What you will do = Return every line below in which "vuotiaat" appears.

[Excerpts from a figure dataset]
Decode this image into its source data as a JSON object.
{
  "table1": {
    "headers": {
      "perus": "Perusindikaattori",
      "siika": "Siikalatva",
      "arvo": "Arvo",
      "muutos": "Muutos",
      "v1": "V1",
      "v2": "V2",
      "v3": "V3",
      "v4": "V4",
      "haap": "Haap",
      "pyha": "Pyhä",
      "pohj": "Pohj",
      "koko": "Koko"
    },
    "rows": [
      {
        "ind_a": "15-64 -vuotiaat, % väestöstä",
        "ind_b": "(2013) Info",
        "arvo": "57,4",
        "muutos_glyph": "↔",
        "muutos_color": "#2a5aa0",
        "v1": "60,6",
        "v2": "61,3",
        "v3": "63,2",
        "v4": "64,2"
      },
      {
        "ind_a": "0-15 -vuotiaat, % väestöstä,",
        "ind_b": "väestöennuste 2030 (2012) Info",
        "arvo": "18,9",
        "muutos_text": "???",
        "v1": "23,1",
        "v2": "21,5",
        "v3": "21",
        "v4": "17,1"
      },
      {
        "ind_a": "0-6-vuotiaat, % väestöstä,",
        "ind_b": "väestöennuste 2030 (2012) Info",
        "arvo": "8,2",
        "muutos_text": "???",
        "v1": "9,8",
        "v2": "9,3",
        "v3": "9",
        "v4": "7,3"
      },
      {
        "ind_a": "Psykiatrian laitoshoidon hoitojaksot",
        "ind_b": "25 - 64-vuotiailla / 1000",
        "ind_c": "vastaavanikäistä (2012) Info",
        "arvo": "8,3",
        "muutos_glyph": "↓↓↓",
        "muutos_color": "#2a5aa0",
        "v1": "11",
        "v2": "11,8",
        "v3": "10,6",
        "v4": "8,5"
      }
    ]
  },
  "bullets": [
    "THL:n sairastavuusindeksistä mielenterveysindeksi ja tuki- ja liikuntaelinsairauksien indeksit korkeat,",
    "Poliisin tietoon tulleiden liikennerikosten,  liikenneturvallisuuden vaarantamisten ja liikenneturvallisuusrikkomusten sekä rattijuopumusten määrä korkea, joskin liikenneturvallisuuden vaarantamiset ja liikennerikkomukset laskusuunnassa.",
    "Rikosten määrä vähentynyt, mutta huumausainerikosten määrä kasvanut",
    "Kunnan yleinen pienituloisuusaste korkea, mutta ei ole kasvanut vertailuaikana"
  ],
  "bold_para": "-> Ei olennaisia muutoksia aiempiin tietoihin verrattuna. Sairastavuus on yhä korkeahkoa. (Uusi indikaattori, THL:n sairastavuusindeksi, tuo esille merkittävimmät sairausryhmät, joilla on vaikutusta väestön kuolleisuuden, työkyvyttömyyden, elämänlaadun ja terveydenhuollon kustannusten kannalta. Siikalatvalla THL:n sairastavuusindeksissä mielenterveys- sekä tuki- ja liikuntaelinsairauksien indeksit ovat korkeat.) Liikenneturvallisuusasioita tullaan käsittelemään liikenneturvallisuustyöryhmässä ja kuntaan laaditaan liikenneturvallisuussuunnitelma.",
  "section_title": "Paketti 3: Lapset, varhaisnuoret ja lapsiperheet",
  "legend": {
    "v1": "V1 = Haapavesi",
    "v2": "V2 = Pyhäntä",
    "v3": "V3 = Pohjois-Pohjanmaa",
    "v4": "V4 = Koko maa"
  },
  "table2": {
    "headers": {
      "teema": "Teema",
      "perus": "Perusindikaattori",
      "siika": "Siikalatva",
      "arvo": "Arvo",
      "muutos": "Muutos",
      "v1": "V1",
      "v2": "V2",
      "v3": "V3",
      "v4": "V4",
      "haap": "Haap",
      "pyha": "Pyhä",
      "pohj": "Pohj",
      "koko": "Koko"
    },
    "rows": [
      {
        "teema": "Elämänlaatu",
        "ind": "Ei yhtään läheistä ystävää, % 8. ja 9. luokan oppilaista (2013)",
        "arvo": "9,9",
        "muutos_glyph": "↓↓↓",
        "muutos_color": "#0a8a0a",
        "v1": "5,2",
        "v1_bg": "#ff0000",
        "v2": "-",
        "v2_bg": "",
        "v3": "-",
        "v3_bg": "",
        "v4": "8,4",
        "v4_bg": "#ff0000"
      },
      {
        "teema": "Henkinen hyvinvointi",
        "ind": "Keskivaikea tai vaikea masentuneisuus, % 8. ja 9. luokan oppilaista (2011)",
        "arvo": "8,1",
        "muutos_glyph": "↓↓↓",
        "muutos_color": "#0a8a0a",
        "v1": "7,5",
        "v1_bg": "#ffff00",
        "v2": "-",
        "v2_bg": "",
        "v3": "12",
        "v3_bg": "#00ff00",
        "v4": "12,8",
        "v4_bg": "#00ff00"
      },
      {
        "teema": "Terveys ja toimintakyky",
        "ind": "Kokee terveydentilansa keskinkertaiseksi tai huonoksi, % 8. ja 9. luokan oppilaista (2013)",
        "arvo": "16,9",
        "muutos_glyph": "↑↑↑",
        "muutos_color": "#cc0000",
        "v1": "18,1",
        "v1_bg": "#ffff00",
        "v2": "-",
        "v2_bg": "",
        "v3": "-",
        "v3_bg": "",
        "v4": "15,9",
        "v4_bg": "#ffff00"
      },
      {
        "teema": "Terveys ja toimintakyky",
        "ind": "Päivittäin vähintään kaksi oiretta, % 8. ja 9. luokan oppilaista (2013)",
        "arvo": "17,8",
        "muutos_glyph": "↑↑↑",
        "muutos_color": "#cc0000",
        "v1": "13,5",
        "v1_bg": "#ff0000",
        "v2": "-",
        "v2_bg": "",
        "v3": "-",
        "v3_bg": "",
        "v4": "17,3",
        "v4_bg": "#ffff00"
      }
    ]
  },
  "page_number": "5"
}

Result of the exercise =
        "ind_a": "15-64 -vuotiaat, % väestöstä",
        "ind_a": "0-15 -vuotiaat, % väestöstä,",
        "ind_a": "0-6-vuotiaat, % väestöstä,",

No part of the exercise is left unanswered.